— Stated problem —
Return, unchanged, the lines from the one containing "advice-4-title <box>216 838 327 879</box>" up to and including the one containing "section-title: 放鬆生活 <box>197".

— Stored items —

= = = = = = =

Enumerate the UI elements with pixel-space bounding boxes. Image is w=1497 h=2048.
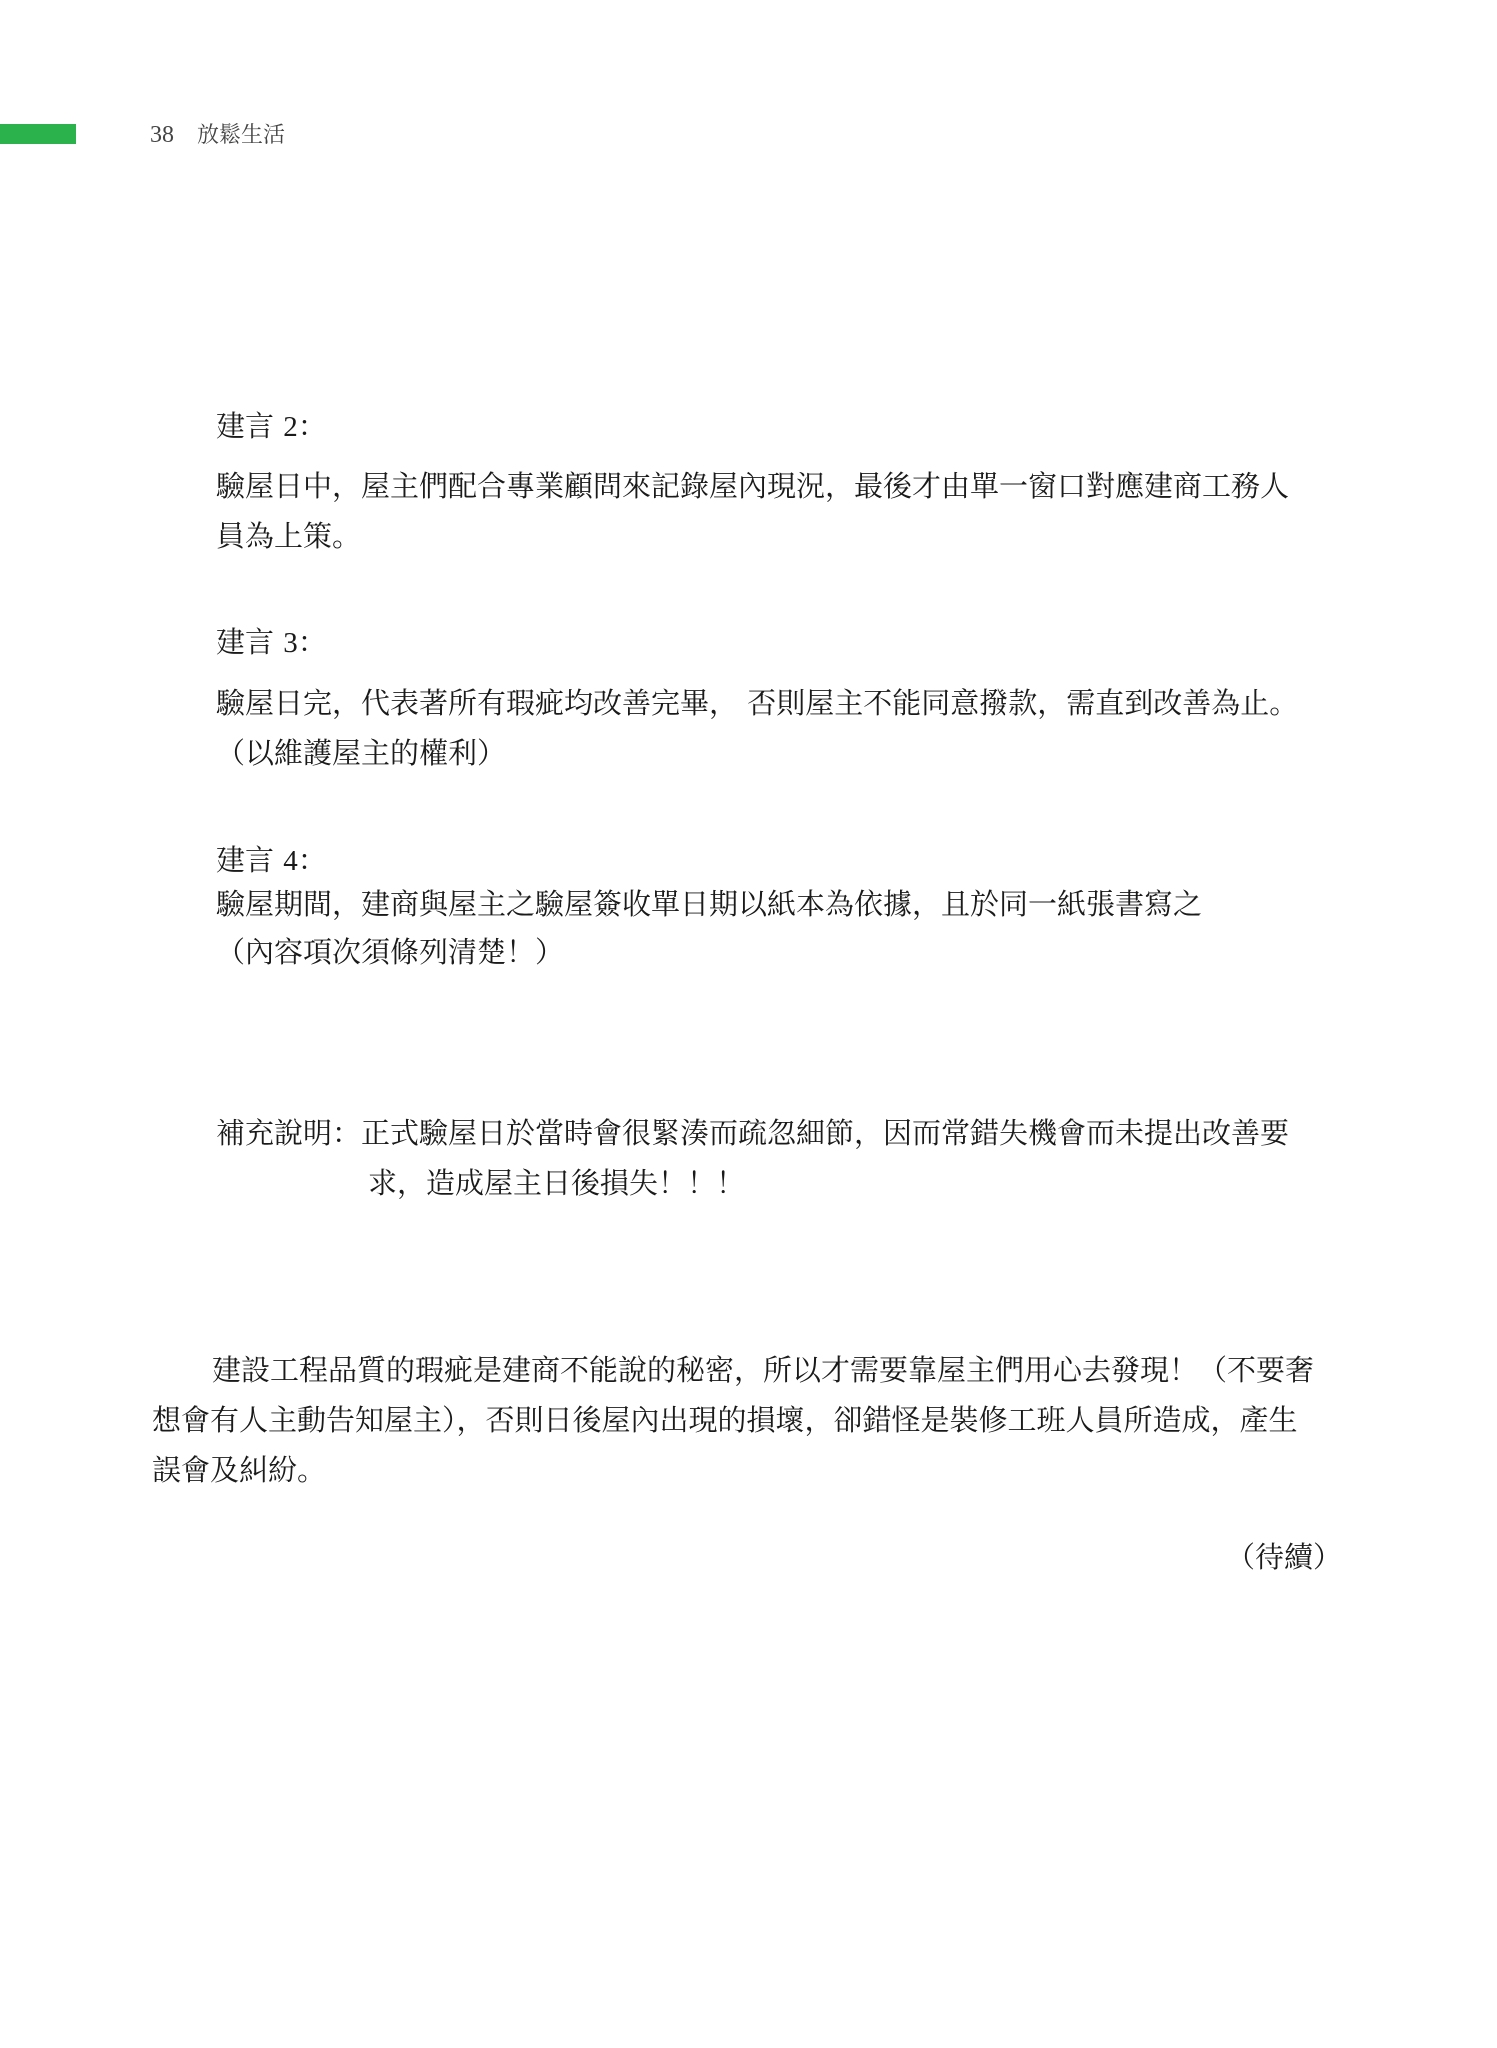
advice-4-title <box>216 838 327 879</box>
advice-3-line-2: （以維護屋主的權利） <box>216 736 507 770</box>
advice-4-title-number: 4 <box>283 845 298 877</box>
advice-3-title-prefix: 建言 <box>216 625 284 659</box>
accent-bar <box>0 124 76 144</box>
advice-3-line-1: 驗屋日完，代表著所有瑕疵均改善完畢， 否則屋主不能同意撥款，需直到改善為止。 <box>216 686 1299 720</box>
advice-3-title-suffix: ： <box>297 625 327 659</box>
advice-2-title-suffix: ： <box>297 409 327 443</box>
section-title: 放鬆生活 <box>197 123 286 148</box>
advice-3-body <box>216 678 1298 778</box>
paragraph-line-2: 想會有人主動告知屋主），否則日後屋內出現的損壞，卻錯怪是裝修工班人員所造成，產生 <box>152 1403 1298 1437</box>
advice-2-title <box>216 404 327 445</box>
advice-2-line-1: 驗屋日中，屋主們配合專業顧問來記錄屋內現況，最後才由單一窗口對應建商工務人 <box>216 469 1290 503</box>
advice-3-title-number: 3 <box>283 627 298 659</box>
advice-4-line-2: （內容項次須條列清楚！） <box>216 935 565 969</box>
advice-2-line-2: 員為上策。 <box>216 519 362 553</box>
paragraph-line-1: 建設工程品質的瑕疵是建商不能說的秘密，所以才需要靠屋主們用心去發現！（不要奢 <box>212 1353 1315 1387</box>
closing-paragraph <box>152 1345 1314 1495</box>
page-number: 38 <box>150 122 174 148</box>
advice-3-title <box>216 620 327 661</box>
advice-2-title-prefix: 建言 <box>216 409 284 443</box>
page-header <box>150 118 285 149</box>
advice-4-title-suffix: ： <box>297 843 327 877</box>
to-be-continued: （待續） <box>1225 1540 1342 1574</box>
advice-4-body <box>216 880 1202 976</box>
advice-4-title-prefix: 建言 <box>216 843 284 877</box>
note-label: 補充說明： <box>216 1116 362 1150</box>
note-line-2: 求，造成屋主日後損失！！！ <box>368 1166 746 1200</box>
advice-2-title-number: 2 <box>283 411 298 443</box>
advice-2-body <box>216 461 1289 561</box>
advice-4-line-1: 驗屋期間，建商與屋主之驗屋簽收單日期以紙本為依據，且於同一紙張書寫之 <box>216 887 1203 921</box>
note-line-1: 正式驗屋日於當時會很緊湊而疏忽細節，因而常錯失機會而未提出改善要 <box>361 1116 1290 1150</box>
paragraph-line-3: 誤會及糾紛。 <box>152 1453 327 1487</box>
supplementary-note <box>216 1108 1289 1208</box>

= = = = = = =

— Final answer —
advice-4-title <box>216 838 327 879</box>
advice-3-line-2: （以維護屋主的權利） <box>216 736 507 770</box>
advice-4-title-number: 4 <box>283 845 298 877</box>
advice-3-title-prefix: 建言 <box>216 625 284 659</box>
accent-bar <box>0 124 76 144</box>
advice-3-line-1: 驗屋日完，代表著所有瑕疵均改善完畢， 否則屋主不能同意撥款，需直到改善為止。 <box>216 686 1299 720</box>
advice-3-title-suffix: ： <box>297 625 327 659</box>
advice-2-title-suffix: ： <box>297 409 327 443</box>
section-title: 放鬆生活 <box>197 123 286 148</box>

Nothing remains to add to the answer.